***** Extracted entries
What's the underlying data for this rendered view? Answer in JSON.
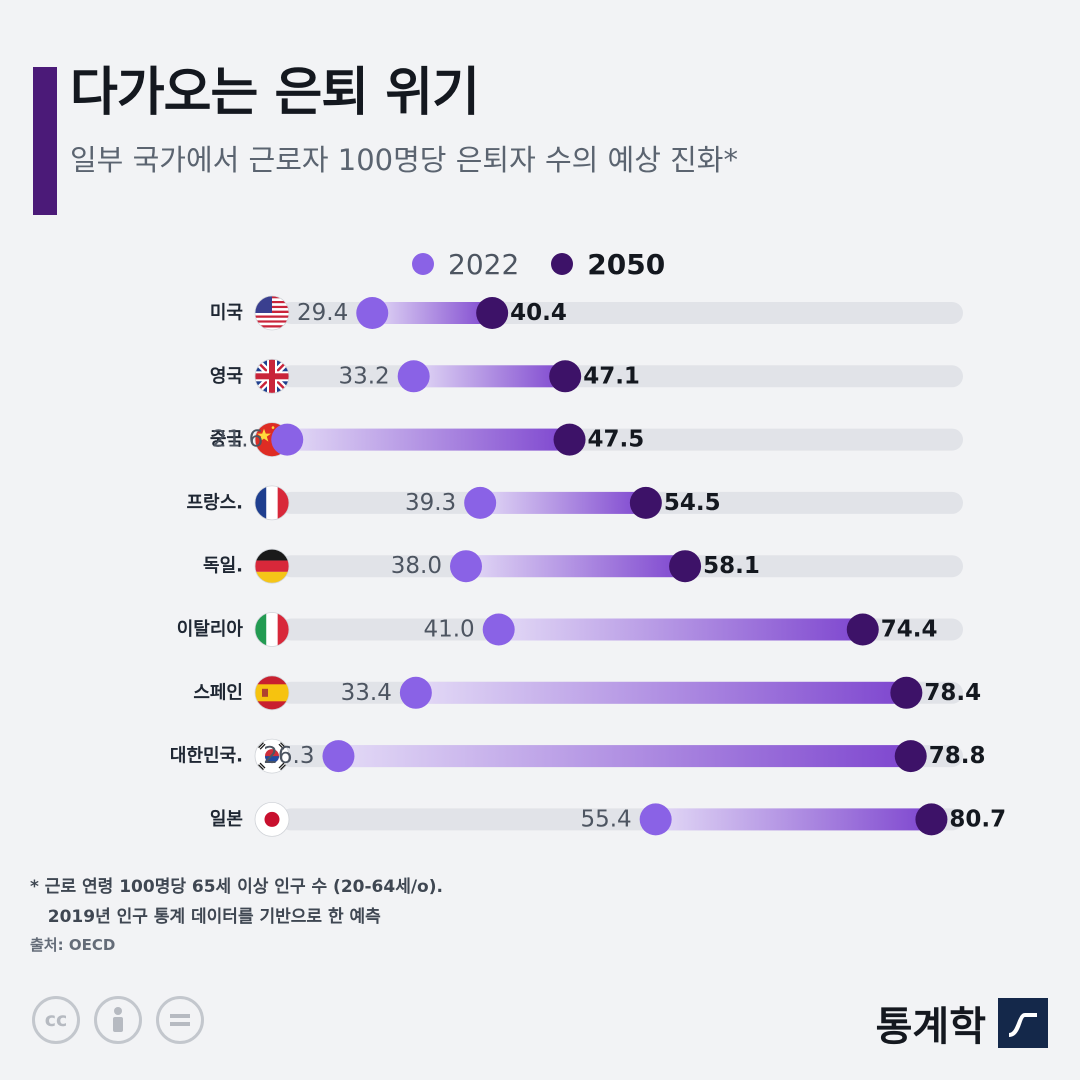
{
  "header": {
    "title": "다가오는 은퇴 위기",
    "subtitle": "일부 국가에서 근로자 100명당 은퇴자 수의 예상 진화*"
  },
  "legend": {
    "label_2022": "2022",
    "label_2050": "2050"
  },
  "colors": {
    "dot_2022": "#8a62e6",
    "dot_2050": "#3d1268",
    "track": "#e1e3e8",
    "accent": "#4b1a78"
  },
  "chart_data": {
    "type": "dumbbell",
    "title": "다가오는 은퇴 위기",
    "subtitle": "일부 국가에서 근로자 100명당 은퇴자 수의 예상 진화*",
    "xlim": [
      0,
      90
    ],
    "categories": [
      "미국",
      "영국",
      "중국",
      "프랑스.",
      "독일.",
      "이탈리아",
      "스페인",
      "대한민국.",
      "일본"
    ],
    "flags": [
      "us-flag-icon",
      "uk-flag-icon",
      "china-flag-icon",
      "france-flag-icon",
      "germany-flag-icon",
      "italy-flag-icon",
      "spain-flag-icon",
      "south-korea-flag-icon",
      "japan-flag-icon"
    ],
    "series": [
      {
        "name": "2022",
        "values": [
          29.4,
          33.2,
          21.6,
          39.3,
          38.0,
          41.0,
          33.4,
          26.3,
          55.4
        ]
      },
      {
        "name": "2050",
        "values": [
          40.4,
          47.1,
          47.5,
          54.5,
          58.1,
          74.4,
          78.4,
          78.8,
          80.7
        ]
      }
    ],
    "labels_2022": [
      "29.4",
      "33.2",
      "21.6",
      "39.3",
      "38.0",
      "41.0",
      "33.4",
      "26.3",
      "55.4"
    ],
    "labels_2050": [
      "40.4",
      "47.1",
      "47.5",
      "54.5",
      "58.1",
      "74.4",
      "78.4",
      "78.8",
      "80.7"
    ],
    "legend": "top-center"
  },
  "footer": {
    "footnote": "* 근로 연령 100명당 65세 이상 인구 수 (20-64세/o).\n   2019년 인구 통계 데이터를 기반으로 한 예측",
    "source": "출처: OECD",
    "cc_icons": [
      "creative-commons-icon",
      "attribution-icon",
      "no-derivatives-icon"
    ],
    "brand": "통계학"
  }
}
**********
Set problem. Copy out the lines in which the string "국가에서" appears.

Expected answer.
    "subtitle": "일부 국가에서 근로자 100명당 은퇴자 수의 예상 진화*"
    "subtitle": "일부 국가에서 근로자 100명당 은퇴자 수의 예상 진화*",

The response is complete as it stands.